### Information shown

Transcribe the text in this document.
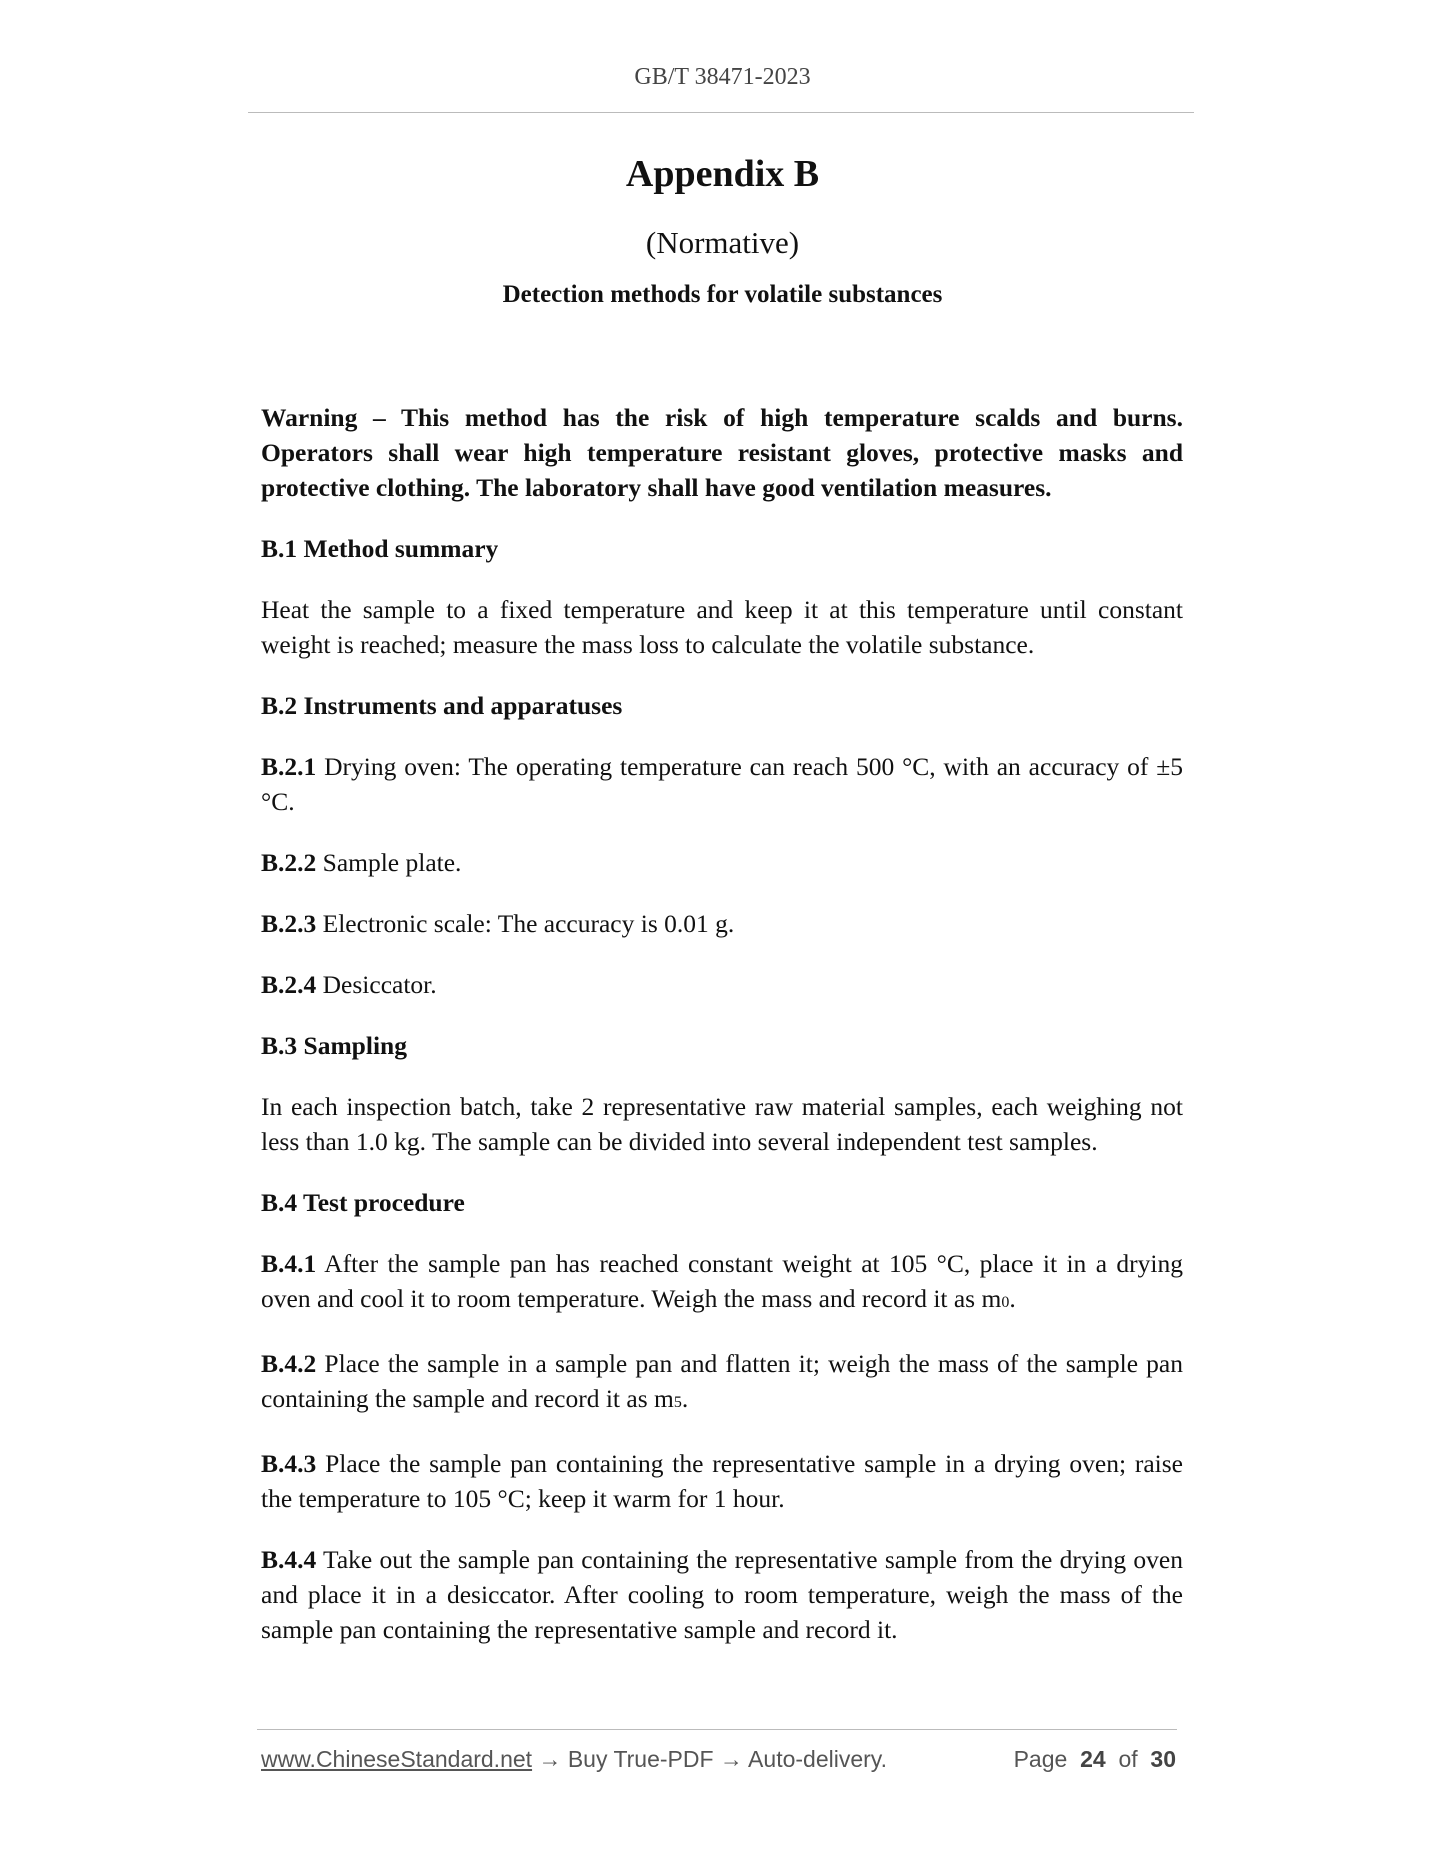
GB/T 38471-2023
Appendix B
(Normative)
Detection methods for volatile substances

Warning – This method has the risk of high temperature scalds and burns. Operators shall wear high temperature resistant gloves, protective masks and protective clothing. The laboratory shall have good ventilation measures.

B.1 Method summary

Heat the sample to a fixed temperature and keep it at this temperature until constant weight is reached; measure the mass loss to calculate the volatile substance.

B.2 Instruments and apparatuses

B.2.1 Drying oven: The operating temperature can reach 500 °C, with an accuracy of ±5 °C.

B.2.2 Sample plate.

B.2.3 Electronic scale: The accuracy is 0.01 g.

B.2.4 Desiccator.

B.3 Sampling

In each inspection batch, take 2 representative raw material samples, each weighing not less than 1.0 kg. The sample can be divided into several independent test samples.

B.4 Test procedure

B.4.1 After the sample pan has reached constant weight at 105 °C, place it in a drying oven and cool it to room temperature. Weigh the mass and record it as m0.

B.4.2 Place the sample in a sample pan and flatten it; weigh the mass of the sample pan containing the sample and record it as m5.

B.4.3 Place the sample pan containing the representative sample in a drying oven; raise the temperature to 105 °C; keep it warm for 1 hour.

B.4.4 Take out the sample pan containing the representative sample from the drying oven and place it in a desiccator. After cooling to room temperature, weigh the mass of the sample pan containing the representative sample and record it.

www.ChineseStandard.net → Buy True-PDF → Auto-delivery.	Page 24 of 30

### Written task
Search the entries for the word "accuracy" and copy every line that has it.

### Result for this exercise
B.2.1 Drying oven: The operating temperature can reach 500 °C, with an accuracy of ±5 °C.
B.2.3 Electronic scale: The accuracy is 0.01 g.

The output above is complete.